Would you output the whole listing below, exactly as it reads?

[Data items]
***

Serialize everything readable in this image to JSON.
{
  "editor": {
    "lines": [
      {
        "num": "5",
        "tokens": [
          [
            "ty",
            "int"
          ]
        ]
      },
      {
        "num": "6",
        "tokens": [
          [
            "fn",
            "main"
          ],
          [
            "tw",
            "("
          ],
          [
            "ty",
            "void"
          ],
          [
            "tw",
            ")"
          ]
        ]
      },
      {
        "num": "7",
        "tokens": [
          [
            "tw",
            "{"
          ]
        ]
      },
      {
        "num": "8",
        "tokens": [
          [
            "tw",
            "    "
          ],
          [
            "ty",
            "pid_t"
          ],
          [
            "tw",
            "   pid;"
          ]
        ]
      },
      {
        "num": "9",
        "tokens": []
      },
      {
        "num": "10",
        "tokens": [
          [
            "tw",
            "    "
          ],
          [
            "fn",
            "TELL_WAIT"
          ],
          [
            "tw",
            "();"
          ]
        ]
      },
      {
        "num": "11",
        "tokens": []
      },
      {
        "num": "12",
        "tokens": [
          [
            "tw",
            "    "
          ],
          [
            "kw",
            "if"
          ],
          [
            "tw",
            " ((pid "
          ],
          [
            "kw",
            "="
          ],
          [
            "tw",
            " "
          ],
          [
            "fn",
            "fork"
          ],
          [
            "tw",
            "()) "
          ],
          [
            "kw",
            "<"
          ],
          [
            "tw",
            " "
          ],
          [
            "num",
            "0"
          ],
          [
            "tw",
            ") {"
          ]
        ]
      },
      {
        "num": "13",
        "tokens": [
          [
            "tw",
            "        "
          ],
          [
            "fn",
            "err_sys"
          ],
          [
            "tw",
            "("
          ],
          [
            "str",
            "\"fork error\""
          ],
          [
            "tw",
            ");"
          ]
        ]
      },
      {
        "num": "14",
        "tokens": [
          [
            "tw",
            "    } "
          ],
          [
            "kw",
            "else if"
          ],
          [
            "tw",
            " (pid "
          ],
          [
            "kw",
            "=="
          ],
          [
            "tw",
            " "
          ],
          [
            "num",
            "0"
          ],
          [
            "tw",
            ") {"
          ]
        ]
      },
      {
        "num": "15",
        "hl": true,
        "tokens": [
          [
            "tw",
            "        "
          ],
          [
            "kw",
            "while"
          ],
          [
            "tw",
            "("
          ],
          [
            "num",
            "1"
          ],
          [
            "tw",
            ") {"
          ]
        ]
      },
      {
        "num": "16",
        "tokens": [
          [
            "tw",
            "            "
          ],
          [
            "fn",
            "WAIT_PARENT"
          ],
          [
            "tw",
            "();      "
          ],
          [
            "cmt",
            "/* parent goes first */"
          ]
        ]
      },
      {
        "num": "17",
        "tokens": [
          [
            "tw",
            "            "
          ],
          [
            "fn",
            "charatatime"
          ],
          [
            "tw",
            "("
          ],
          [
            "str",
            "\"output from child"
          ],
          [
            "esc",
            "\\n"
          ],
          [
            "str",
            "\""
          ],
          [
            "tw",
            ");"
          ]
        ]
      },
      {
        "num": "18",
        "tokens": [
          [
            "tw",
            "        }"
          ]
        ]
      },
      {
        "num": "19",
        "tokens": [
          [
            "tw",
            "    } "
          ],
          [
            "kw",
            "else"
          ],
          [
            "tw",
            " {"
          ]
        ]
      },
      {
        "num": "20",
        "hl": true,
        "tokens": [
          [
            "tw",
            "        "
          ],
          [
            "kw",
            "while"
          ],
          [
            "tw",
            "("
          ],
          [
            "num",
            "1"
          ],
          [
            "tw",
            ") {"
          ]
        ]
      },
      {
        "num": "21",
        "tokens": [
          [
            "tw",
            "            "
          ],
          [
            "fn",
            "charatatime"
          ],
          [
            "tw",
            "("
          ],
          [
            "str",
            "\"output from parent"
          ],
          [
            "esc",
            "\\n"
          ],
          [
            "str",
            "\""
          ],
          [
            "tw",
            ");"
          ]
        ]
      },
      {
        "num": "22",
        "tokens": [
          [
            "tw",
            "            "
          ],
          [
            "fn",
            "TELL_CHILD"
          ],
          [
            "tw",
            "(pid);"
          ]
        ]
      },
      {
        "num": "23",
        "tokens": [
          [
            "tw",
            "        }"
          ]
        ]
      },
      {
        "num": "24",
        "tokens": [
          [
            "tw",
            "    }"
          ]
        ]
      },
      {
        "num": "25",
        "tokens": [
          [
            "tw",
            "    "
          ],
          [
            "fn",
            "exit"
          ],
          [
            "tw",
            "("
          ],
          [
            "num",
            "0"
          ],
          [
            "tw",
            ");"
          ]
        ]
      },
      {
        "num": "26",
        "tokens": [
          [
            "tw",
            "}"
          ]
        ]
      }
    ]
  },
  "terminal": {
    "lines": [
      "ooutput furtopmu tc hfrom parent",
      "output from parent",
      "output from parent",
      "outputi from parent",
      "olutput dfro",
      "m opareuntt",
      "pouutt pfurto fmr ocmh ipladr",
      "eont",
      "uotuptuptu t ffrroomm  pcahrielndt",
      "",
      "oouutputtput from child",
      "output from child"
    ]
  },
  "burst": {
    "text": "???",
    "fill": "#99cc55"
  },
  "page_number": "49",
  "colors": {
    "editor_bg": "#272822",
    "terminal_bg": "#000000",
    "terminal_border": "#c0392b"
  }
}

***

* Reply *
Serialize everything readable in this image to JSON.
{
  "editor": {
    "lines": [
      {
        "num": "5",
        "tokens": [
          [
            "ty",
            "int"
          ]
        ]
      },
      {
        "num": "6",
        "tokens": [
          [
            "fn",
            "main"
          ],
          [
            "tw",
            "("
          ],
          [
            "ty",
            "void"
          ],
          [
            "tw",
            ")"
          ]
        ]
      },
      {
        "num": "7",
        "tokens": [
          [
            "tw",
            "{"
          ]
        ]
      },
      {
        "num": "8",
        "tokens": [
          [
            "tw",
            "    "
          ],
          [
            "ty",
            "pid_t"
          ],
          [
            "tw",
            "   pid;"
          ]
        ]
      },
      {
        "num": "9",
        "tokens": []
      },
      {
        "num": "10",
        "tokens": [
          [
            "tw",
            "    "
          ],
          [
            "fn",
            "TELL_WAIT"
          ],
          [
            "tw",
            "();"
          ]
        ]
      },
      {
        "num": "11",
        "tokens": []
      },
      {
        "num": "12",
        "tokens": [
          [
            "tw",
            "    "
          ],
          [
            "kw",
            "if"
          ],
          [
            "tw",
            " ((pid "
          ],
          [
            "kw",
            "="
          ],
          [
            "tw",
            " "
          ],
          [
            "fn",
            "fork"
          ],
          [
            "tw",
            "()) "
          ],
          [
            "kw",
            "<"
          ],
          [
            "tw",
            " "
          ],
          [
            "num",
            "0"
          ],
          [
            "tw",
            ") {"
          ]
        ]
      },
      {
        "num": "13",
        "tokens": [
          [
            "tw",
            "        "
          ],
          [
            "fn",
            "err_sys"
          ],
          [
            "tw",
            "("
          ],
          [
            "str",
            "\"fork error\""
          ],
          [
            "tw",
            ");"
          ]
        ]
      },
      {
        "num": "14",
        "tokens": [
          [
            "tw",
            "    } "
          ],
          [
            "kw",
            "else if"
          ],
          [
            "tw",
            " (pid "
          ],
          [
            "kw",
            "=="
          ],
          [
            "tw",
            " "
          ],
          [
            "num",
            "0"
          ],
          [
            "tw",
            ") {"
          ]
        ]
      },
      {
        "num": "15",
        "hl": true,
        "tokens": [
          [
            "tw",
            "        "
          ],
          [
            "kw",
            "while"
          ],
          [
            "tw",
            "("
          ],
          [
            "num",
            "1"
          ],
          [
            "tw",
            ") {"
          ]
        ]
      },
      {
        "num": "16",
        "tokens": [
          [
            "tw",
            "            "
          ],
          [
            "fn",
            "WAIT_PARENT"
          ],
          [
            "tw",
            "();      "
          ],
          [
            "cmt",
            "/* parent goes first */"
          ]
        ]
      },
      {
        "num": "17",
        "tokens": [
          [
            "tw",
            "            "
          ],
          [
            "fn",
            "charatatime"
          ],
          [
            "tw",
            "("
          ],
          [
            "str",
            "\"output from child"
          ],
          [
            "esc",
            "\\n"
          ],
          [
            "str",
            "\""
          ],
          [
            "tw",
            ");"
          ]
        ]
      },
      {
        "num": "18",
        "tokens": [
          [
            "tw",
            "        }"
          ]
        ]
      },
      {
        "num": "19",
        "tokens": [
          [
            "tw",
            "    } "
          ],
          [
            "kw",
            "else"
          ],
          [
            "tw",
            " {"
          ]
        ]
      },
      {
        "num": "20",
        "hl": true,
        "tokens": [
          [
            "tw",
            "        "
          ],
          [
            "kw",
            "while"
          ],
          [
            "tw",
            "("
          ],
          [
            "num",
            "1"
          ],
          [
            "tw",
            ") {"
          ]
        ]
      },
      {
        "num": "21",
        "tokens": [
          [
            "tw",
            "            "
          ],
          [
            "fn",
            "charatatime"
          ],
          [
            "tw",
            "("
          ],
          [
            "str",
            "\"output from parent"
          ],
          [
            "esc",
            "\\n"
          ],
          [
            "str",
            "\""
          ],
          [
            "tw",
            ");"
          ]
        ]
      },
      {
        "num": "22",
        "tokens": [
          [
            "tw",
            "            "
          ],
          [
            "fn",
            "TELL_CHILD"
          ],
          [
            "tw",
            "(pid);"
          ]
        ]
      },
      {
        "num": "23",
        "tokens": [
          [
            "tw",
            "        }"
          ]
        ]
      },
      {
        "num": "24",
        "tokens": [
          [
            "tw",
            "    }"
          ]
        ]
      },
      {
        "num": "25",
        "tokens": [
          [
            "tw",
            "    "
          ],
          [
            "fn",
            "exit"
          ],
          [
            "tw",
            "("
          ],
          [
            "num",
            "0"
          ],
          [
            "tw",
            ");"
          ]
        ]
      },
      {
        "num": "26",
        "tokens": [
          [
            "tw",
            "}"
          ]
        ]
      }
    ]
  },
  "terminal": {
    "lines": [
      "ooutput furtopmu tc hfrom parent",
      "output from parent",
      "output from parent",
      "outputi from parent",
      "olutput dfro",
      "m opareuntt",
      "pouutt pfurto fmr ocmh ipladr",
      "eont",
      "uotuptuptu t ffrroomm  pcahrielndt",
      "",
      "oouutputtput from child",
      "output from child"
    ]
  },
  "burst": {
    "text": "???",
    "fill": "#99cc55"
  },
  "page_number": "49",
  "colors": {
    "editor_bg": "#272822",
    "terminal_bg": "#000000",
    "terminal_border": "#c0392b"
  }
}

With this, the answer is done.